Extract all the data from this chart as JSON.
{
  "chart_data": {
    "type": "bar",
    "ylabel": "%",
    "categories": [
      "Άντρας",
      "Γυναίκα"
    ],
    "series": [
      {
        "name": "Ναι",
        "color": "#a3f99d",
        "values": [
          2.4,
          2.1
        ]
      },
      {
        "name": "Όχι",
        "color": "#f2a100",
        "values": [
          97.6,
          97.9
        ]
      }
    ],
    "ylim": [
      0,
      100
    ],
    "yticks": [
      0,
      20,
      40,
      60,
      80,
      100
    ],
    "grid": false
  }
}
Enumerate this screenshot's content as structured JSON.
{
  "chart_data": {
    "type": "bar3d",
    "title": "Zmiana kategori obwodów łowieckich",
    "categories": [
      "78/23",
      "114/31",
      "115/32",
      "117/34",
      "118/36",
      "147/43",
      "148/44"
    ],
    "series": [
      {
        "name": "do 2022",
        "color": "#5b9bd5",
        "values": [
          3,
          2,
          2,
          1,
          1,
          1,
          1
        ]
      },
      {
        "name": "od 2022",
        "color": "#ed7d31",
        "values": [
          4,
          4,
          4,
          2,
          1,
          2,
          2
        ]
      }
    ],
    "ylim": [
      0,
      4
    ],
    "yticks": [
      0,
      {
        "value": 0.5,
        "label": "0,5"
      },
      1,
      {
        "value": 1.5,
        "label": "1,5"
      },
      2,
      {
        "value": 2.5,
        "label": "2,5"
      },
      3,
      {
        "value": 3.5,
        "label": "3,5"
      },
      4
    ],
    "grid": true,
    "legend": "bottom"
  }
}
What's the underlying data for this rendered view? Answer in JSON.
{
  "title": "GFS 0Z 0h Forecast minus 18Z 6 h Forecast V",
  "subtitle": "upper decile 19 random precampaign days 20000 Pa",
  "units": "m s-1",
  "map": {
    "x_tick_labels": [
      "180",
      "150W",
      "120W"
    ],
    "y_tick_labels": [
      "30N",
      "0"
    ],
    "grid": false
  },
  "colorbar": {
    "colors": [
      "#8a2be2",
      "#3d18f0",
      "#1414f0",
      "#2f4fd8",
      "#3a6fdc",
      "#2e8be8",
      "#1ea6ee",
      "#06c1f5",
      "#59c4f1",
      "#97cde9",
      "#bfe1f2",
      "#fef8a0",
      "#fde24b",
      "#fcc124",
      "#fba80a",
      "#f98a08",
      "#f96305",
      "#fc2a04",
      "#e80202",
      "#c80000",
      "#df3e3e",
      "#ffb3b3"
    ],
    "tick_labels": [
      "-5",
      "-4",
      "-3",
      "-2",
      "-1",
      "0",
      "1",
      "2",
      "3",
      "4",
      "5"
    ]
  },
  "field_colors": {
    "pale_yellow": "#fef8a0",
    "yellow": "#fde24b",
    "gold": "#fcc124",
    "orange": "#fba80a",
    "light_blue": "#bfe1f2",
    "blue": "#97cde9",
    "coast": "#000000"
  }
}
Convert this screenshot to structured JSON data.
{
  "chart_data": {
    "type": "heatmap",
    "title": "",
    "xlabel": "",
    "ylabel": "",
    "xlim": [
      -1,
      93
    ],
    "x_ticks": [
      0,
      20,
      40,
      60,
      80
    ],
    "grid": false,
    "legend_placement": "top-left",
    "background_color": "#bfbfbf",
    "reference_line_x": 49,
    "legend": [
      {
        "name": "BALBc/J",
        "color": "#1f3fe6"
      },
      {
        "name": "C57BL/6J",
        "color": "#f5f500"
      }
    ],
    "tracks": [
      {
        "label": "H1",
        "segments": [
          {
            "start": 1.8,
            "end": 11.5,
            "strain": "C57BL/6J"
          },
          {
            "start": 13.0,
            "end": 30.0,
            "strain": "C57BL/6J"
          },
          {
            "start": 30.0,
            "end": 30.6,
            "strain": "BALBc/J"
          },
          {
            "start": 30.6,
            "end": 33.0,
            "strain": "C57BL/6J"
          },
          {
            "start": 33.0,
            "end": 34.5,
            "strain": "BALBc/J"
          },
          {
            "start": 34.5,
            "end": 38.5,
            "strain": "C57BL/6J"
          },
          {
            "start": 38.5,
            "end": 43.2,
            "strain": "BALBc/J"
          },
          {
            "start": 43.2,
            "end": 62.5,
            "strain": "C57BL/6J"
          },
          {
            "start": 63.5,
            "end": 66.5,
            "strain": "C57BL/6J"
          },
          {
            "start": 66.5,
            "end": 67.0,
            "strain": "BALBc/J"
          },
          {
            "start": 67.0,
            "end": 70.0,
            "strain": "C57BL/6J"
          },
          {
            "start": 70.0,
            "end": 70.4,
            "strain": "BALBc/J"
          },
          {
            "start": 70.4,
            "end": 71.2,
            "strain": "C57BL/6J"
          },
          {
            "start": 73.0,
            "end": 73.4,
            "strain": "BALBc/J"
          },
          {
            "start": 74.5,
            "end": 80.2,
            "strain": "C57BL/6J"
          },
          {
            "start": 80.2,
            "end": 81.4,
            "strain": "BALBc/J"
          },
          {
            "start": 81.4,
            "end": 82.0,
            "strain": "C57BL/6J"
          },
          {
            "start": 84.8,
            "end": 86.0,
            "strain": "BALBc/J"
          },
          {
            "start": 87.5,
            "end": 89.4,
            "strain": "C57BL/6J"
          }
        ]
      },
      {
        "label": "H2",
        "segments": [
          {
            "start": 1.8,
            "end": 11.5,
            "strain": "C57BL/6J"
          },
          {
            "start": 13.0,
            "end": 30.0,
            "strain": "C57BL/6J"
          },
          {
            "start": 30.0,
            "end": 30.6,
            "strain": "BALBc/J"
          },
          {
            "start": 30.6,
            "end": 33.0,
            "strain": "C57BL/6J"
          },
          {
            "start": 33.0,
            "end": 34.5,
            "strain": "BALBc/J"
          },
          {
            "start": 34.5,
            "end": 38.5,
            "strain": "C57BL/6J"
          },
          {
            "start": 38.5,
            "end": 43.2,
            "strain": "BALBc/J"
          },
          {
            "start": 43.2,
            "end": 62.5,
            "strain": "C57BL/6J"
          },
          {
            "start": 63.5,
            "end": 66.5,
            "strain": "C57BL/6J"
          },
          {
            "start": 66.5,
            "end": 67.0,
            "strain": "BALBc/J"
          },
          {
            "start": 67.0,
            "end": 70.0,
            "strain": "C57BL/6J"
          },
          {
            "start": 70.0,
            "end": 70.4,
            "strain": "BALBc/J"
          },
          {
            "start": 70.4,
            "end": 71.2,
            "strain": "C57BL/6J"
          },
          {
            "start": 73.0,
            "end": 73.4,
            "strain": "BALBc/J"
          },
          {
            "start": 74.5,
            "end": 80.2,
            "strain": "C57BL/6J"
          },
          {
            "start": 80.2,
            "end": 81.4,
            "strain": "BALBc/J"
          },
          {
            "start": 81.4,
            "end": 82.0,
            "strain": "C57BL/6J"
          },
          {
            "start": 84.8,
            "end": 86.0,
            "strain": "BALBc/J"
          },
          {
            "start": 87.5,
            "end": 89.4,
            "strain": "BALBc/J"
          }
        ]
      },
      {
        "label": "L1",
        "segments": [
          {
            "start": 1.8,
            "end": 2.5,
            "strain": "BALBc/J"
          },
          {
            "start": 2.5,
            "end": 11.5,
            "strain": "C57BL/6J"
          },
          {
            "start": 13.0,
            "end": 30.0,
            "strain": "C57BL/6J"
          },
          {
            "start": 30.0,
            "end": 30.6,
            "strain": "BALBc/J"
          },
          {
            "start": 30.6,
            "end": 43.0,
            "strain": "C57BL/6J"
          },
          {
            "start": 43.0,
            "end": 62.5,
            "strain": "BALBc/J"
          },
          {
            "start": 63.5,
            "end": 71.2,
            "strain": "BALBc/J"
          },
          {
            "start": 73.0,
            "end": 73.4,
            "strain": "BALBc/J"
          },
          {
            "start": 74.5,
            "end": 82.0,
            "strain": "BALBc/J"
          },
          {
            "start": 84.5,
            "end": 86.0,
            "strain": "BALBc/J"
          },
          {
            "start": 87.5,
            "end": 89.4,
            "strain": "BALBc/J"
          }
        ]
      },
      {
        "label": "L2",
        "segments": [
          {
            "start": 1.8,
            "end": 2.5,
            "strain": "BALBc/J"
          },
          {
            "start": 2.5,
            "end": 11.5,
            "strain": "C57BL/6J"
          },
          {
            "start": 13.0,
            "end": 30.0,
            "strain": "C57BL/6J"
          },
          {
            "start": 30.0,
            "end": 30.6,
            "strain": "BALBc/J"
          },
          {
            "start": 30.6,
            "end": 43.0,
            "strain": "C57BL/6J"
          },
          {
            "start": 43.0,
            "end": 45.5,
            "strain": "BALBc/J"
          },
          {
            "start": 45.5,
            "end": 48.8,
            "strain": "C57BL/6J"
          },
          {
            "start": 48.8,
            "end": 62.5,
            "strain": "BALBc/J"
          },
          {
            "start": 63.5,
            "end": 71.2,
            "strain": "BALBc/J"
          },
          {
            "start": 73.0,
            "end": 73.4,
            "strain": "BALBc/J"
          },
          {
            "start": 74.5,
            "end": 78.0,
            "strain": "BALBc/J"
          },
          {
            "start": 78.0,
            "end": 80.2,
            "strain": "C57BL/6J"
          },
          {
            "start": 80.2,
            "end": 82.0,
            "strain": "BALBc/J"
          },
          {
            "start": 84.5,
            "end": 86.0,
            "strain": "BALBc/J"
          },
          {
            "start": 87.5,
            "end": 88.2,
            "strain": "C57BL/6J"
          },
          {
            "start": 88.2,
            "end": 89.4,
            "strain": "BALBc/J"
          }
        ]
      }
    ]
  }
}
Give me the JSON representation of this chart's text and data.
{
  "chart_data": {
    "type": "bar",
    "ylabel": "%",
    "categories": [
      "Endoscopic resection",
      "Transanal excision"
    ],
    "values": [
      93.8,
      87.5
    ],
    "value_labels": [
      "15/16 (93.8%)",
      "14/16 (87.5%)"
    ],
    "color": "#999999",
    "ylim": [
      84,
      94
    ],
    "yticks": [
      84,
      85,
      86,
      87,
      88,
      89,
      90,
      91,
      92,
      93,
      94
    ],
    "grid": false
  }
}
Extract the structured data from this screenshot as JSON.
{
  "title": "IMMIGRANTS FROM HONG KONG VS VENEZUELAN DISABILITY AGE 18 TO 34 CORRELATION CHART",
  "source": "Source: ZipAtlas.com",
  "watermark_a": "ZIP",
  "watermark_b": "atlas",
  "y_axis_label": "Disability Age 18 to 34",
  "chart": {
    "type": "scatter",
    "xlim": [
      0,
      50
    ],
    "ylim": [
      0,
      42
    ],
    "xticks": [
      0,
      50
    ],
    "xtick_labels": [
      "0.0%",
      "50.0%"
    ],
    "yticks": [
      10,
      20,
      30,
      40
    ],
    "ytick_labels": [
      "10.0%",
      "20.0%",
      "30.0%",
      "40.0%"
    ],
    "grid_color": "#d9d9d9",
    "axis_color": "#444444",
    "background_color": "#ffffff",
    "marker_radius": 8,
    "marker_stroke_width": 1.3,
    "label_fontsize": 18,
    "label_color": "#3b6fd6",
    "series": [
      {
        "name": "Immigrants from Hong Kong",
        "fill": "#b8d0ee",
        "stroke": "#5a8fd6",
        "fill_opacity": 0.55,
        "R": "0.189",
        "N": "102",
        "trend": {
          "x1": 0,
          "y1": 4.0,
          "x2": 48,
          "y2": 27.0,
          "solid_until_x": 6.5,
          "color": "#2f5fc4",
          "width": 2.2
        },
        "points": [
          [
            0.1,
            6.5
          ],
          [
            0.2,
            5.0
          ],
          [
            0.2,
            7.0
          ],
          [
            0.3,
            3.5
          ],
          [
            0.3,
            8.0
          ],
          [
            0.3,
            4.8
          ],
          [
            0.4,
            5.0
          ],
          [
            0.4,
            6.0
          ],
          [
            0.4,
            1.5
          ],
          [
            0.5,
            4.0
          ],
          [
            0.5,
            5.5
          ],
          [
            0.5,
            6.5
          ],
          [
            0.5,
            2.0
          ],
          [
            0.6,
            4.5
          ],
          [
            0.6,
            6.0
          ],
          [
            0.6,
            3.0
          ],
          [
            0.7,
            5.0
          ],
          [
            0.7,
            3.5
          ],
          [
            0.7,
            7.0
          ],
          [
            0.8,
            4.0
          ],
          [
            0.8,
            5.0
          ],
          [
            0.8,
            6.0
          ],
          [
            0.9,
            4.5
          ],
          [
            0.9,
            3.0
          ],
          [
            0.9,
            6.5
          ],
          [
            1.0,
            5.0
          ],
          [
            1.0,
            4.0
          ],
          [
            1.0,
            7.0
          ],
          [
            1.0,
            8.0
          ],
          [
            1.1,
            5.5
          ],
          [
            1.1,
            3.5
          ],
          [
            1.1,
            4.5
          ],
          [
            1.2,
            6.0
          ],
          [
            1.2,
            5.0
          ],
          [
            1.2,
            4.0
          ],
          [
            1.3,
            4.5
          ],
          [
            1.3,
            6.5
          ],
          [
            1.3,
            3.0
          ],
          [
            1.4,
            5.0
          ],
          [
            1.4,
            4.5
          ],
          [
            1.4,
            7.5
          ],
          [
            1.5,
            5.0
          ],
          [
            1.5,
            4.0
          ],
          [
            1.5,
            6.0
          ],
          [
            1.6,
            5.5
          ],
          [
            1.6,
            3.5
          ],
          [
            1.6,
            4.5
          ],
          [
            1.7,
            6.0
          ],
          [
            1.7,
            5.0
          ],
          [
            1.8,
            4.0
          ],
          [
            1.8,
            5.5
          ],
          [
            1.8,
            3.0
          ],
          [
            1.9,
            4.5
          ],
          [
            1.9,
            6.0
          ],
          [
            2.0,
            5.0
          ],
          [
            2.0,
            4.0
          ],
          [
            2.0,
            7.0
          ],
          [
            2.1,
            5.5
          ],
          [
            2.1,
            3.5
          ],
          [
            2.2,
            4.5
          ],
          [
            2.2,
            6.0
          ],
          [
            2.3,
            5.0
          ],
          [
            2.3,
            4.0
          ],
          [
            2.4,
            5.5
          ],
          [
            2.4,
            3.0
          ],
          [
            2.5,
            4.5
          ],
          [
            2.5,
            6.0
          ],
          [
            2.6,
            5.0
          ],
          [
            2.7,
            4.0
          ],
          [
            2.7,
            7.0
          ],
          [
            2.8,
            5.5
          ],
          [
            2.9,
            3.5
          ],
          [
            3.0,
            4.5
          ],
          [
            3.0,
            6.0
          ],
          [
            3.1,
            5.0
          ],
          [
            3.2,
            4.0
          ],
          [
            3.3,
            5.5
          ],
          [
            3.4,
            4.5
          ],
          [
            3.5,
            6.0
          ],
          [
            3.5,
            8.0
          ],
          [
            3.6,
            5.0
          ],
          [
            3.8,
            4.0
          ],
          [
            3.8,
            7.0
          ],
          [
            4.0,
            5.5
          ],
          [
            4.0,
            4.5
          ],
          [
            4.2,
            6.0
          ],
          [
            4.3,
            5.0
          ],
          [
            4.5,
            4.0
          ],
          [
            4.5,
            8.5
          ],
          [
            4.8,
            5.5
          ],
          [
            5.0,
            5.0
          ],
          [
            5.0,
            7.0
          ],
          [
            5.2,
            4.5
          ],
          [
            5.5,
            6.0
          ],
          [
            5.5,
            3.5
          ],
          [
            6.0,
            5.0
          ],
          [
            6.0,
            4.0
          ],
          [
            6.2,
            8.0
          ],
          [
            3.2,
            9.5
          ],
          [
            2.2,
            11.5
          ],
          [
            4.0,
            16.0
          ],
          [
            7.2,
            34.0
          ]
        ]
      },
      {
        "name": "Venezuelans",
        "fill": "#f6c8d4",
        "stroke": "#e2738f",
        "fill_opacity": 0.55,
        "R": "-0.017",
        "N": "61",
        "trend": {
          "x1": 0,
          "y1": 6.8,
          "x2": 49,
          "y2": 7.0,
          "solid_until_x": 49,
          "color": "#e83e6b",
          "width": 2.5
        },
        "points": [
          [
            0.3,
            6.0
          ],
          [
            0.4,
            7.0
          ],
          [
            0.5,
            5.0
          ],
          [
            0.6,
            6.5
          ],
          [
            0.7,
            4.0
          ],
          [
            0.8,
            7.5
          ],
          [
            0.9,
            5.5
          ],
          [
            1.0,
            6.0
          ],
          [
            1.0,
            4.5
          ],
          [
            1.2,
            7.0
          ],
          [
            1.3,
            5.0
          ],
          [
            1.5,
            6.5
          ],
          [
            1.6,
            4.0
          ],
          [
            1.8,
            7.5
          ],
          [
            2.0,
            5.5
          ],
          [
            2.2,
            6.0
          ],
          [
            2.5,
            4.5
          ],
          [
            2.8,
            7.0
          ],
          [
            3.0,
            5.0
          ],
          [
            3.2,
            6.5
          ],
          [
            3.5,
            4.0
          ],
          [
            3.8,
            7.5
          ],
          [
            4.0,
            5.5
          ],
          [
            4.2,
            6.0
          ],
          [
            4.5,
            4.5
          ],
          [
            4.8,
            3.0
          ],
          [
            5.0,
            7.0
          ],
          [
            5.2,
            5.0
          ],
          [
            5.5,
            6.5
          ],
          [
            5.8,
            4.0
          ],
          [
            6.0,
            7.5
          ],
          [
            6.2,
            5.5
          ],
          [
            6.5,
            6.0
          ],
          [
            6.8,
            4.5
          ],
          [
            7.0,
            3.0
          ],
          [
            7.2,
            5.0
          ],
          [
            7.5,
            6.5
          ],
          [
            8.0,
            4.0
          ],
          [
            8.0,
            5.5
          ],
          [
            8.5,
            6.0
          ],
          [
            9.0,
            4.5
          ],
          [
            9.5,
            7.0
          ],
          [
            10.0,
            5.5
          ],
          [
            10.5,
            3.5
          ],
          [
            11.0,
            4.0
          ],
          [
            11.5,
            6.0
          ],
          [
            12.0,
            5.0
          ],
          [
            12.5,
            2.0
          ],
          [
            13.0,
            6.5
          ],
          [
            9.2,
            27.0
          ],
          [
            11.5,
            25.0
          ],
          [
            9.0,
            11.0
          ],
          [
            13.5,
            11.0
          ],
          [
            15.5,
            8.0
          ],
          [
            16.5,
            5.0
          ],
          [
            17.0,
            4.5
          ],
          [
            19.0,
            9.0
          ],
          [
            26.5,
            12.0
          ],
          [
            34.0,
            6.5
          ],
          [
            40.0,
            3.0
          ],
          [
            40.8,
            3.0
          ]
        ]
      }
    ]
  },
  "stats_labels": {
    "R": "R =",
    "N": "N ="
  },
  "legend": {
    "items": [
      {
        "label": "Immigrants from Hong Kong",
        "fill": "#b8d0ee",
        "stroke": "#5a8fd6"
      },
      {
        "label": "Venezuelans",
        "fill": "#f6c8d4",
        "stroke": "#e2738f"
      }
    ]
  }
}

......

- **Given exercise**
Return each line of the data that contains the string "Extract".

- **Completed task**
Extract all the data from this chart as JSON.
Extract the structured data from this screenshot as JSON.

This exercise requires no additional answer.